CHALLENGE ▸ Count how many lines of the data include "Daily". The answer is that number and nothing else.

(Records from a collection)
[start]
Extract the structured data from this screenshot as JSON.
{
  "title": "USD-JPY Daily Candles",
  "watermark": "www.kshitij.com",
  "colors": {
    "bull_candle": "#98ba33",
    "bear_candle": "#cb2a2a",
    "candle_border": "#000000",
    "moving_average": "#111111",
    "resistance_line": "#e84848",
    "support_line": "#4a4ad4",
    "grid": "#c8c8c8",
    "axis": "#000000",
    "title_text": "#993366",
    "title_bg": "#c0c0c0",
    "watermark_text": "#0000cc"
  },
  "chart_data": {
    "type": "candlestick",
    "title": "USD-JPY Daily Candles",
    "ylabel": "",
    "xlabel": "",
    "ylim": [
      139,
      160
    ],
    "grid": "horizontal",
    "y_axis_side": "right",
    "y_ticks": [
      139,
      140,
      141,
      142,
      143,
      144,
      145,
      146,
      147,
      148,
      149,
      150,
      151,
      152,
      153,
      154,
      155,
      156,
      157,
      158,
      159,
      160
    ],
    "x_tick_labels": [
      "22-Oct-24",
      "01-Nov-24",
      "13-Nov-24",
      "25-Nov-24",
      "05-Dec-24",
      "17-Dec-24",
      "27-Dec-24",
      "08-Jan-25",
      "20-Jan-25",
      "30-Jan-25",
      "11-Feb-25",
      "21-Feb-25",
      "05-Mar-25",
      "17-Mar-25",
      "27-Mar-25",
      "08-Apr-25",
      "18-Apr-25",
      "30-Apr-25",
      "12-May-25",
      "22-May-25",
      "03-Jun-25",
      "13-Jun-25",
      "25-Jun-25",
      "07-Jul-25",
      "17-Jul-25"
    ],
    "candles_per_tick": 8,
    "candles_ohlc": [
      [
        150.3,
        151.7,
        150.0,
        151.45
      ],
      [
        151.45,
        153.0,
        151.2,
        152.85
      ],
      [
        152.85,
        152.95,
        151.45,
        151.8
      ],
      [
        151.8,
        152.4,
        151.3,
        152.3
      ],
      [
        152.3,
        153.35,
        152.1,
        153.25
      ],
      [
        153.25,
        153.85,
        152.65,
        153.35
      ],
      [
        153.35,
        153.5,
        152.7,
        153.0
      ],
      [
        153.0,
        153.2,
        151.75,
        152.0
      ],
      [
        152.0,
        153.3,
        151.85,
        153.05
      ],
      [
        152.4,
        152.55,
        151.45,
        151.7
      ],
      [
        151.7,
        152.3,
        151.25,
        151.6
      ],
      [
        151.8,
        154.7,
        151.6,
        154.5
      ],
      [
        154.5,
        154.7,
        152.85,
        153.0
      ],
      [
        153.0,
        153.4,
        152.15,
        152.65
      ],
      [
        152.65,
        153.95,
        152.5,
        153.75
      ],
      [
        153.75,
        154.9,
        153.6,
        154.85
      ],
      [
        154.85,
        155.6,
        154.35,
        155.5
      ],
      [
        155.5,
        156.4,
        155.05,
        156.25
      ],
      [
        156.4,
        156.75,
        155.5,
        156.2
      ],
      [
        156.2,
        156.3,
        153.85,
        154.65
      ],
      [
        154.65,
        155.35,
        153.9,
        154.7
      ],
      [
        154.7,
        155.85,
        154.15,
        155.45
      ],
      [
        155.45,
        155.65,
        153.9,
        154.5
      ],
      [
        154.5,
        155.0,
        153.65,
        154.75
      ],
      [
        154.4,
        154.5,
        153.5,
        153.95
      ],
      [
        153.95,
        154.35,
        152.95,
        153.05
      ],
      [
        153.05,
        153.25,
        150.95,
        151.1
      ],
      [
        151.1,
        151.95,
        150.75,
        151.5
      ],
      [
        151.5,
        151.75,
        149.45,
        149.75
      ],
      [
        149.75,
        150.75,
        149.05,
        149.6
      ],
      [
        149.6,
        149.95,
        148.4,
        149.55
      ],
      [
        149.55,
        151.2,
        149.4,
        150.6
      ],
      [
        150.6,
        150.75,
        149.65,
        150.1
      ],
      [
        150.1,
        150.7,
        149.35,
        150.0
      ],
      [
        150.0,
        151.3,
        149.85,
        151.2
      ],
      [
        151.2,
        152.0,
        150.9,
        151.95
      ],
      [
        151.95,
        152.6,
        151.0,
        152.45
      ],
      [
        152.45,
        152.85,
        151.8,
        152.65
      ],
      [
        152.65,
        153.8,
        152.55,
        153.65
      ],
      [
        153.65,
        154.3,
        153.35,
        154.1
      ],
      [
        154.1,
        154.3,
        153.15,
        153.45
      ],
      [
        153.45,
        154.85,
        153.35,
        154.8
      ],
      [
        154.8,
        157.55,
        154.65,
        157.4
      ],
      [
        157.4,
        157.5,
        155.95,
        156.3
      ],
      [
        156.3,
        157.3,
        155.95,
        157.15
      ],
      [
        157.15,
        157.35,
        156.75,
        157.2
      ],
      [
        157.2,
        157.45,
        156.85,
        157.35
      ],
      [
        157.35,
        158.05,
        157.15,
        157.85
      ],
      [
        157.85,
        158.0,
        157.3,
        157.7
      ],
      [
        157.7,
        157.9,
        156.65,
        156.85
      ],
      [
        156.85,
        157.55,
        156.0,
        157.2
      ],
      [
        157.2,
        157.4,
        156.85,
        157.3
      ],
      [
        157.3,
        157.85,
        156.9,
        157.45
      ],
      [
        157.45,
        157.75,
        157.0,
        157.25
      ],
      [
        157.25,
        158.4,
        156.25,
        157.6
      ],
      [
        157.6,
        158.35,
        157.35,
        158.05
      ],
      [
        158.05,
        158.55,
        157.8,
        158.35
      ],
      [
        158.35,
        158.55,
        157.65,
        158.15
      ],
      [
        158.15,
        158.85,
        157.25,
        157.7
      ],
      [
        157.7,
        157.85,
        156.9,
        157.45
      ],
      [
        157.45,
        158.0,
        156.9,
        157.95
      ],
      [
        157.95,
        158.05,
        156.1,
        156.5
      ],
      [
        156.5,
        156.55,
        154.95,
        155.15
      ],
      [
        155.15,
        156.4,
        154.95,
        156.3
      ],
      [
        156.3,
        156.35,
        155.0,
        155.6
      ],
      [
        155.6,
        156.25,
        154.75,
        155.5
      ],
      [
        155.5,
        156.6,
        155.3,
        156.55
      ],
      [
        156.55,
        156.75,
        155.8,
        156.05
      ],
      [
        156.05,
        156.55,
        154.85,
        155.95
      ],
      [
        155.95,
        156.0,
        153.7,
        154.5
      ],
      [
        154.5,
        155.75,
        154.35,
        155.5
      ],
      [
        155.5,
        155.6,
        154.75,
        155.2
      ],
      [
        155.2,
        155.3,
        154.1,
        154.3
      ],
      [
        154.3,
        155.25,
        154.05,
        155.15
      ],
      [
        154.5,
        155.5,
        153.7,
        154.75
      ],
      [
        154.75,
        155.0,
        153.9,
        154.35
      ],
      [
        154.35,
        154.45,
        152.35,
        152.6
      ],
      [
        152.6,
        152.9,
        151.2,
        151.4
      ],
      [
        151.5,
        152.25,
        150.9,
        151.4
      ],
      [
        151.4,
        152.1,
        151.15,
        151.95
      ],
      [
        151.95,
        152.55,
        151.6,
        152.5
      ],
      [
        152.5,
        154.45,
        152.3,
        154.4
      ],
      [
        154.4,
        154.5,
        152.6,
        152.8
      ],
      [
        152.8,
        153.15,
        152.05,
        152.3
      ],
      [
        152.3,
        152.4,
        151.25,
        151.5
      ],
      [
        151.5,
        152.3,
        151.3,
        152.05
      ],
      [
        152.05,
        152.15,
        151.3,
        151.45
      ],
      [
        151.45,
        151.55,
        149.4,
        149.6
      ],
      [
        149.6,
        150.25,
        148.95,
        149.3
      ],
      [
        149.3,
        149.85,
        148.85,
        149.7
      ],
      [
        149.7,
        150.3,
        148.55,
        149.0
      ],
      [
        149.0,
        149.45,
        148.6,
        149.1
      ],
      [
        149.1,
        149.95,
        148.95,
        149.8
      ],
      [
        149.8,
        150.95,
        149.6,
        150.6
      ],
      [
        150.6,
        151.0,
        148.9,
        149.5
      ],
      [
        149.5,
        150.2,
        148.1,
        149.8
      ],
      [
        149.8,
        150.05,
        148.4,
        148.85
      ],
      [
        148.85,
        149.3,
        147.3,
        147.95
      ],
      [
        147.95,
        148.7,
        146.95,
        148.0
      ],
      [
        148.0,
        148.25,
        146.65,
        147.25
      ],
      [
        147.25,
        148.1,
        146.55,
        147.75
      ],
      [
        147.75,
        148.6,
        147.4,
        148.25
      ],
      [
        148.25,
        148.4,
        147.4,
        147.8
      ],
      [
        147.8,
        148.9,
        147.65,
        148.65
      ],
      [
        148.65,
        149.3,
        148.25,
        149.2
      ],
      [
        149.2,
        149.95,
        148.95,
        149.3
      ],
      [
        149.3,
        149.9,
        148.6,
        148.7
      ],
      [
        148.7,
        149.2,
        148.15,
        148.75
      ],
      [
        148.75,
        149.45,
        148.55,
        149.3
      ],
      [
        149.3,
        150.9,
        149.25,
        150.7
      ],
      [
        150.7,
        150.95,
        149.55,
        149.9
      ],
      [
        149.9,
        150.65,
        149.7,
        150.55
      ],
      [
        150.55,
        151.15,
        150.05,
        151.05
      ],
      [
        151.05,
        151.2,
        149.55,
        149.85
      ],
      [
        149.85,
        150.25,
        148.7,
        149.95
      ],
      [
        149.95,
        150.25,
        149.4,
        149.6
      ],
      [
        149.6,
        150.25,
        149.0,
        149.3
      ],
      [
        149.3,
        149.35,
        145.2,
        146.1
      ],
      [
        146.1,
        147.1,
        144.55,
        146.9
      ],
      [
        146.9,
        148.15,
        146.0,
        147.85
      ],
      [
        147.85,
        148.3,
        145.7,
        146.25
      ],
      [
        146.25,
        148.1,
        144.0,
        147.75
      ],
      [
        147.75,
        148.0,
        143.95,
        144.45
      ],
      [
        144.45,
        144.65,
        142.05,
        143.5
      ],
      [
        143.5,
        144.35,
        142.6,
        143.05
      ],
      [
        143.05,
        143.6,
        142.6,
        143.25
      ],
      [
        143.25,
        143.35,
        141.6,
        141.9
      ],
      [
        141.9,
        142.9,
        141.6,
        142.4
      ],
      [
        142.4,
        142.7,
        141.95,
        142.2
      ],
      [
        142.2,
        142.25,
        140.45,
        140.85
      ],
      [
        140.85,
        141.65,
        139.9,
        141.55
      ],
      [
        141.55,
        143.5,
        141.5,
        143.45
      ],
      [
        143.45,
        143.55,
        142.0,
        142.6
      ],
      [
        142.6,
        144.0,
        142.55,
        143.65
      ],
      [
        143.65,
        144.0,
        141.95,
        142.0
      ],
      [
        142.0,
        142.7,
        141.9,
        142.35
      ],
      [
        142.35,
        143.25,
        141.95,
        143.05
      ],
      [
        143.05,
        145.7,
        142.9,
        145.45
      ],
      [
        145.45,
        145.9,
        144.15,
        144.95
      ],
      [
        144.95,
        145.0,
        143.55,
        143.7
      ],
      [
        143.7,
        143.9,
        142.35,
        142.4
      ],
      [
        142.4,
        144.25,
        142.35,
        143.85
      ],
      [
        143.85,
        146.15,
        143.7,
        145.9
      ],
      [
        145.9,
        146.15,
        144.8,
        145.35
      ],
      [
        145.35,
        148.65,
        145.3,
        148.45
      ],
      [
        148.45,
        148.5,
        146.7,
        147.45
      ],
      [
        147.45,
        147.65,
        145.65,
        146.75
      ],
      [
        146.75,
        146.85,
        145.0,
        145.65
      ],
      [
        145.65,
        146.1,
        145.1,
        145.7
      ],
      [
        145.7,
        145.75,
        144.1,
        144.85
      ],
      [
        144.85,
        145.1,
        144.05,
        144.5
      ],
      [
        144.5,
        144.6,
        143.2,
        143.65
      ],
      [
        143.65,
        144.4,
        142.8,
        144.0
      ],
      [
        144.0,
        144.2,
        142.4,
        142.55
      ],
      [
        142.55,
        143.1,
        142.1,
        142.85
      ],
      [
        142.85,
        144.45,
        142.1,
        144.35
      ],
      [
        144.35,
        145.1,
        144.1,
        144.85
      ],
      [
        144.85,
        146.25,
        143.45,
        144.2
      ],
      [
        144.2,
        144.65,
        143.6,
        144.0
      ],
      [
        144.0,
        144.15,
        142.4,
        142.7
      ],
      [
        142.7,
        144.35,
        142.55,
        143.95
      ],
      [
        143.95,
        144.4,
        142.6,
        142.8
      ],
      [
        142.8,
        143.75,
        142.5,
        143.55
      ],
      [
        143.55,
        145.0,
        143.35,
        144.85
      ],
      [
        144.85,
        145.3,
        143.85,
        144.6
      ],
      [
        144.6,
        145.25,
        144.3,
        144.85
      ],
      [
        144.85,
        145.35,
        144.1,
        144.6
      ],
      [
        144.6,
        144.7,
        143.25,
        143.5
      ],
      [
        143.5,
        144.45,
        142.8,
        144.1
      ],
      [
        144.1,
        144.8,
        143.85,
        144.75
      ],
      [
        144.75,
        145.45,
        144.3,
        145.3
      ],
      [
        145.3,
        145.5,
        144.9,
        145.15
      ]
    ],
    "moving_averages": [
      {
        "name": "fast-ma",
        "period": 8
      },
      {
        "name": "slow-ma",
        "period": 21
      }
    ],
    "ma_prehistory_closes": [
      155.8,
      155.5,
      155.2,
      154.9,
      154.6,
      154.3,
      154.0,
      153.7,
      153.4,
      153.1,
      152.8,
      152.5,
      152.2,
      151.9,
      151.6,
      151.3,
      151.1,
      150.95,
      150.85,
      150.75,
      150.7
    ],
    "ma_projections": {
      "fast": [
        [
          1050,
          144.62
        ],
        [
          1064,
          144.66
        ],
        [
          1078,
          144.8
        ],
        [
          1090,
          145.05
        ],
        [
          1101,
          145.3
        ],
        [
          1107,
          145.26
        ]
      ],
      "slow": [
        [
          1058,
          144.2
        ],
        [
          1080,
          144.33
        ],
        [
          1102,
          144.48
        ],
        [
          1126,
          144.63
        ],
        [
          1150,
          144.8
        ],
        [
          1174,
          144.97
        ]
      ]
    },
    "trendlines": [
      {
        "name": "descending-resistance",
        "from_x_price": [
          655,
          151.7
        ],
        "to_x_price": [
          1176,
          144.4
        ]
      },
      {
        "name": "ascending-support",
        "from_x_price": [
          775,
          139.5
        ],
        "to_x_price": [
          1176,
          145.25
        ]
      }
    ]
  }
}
[end]
FINISHED TASK ▸ 2